• Stated goal: Each line below should be quoted exactly, please.

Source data
--------------------------------

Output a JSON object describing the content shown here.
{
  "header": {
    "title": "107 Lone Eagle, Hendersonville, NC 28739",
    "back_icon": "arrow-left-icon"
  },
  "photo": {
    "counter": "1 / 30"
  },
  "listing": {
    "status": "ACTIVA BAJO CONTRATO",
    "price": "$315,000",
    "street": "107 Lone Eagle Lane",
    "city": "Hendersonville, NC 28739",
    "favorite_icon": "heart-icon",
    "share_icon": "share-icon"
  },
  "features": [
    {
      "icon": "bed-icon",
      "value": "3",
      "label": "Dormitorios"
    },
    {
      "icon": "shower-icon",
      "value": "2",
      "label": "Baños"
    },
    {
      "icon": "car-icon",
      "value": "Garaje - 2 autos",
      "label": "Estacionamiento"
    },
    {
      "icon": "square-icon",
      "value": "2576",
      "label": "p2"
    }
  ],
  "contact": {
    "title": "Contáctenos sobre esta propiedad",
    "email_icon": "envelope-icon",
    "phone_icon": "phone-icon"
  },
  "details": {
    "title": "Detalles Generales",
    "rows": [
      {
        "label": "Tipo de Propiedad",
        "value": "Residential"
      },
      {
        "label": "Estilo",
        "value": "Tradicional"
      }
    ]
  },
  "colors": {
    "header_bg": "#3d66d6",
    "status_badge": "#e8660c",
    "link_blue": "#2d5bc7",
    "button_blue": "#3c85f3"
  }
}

--------------------------------

• Answer to this problem:
Output a JSON object describing the content shown here.
{
  "header": {
    "title": "107 Lone Eagle, Hendersonville, NC 28739",
    "back_icon": "arrow-left-icon"
  },
  "photo": {
    "counter": "1 / 30"
  },
  "listing": {
    "status": "ACTIVA BAJO CONTRATO",
    "price": "$315,000",
    "street": "107 Lone Eagle Lane",
    "city": "Hendersonville, NC 28739",
    "favorite_icon": "heart-icon",
    "share_icon": "share-icon"
  },
  "features": [
    {
      "icon": "bed-icon",
      "value": "3",
      "label": "Dormitorios"
    },
    {
      "icon": "shower-icon",
      "value": "2",
      "label": "Baños"
    },
    {
      "icon": "car-icon",
      "value": "Garaje - 2 autos",
      "label": "Estacionamiento"
    },
    {
      "icon": "square-icon",
      "value": "2576",
      "label": "p2"
    }
  ],
  "contact": {
    "title": "Contáctenos sobre esta propiedad",
    "email_icon": "envelope-icon",
    "phone_icon": "phone-icon"
  },
  "details": {
    "title": "Detalles Generales",
    "rows": [
      {
        "label": "Tipo de Propiedad",
        "value": "Residential"
      },
      {
        "label": "Estilo",
        "value": "Tradicional"
      }
    ]
  },
  "colors": {
    "header_bg": "#3d66d6",
    "status_badge": "#e8660c",
    "link_blue": "#2d5bc7",
    "button_blue": "#3c85f3"
  }
}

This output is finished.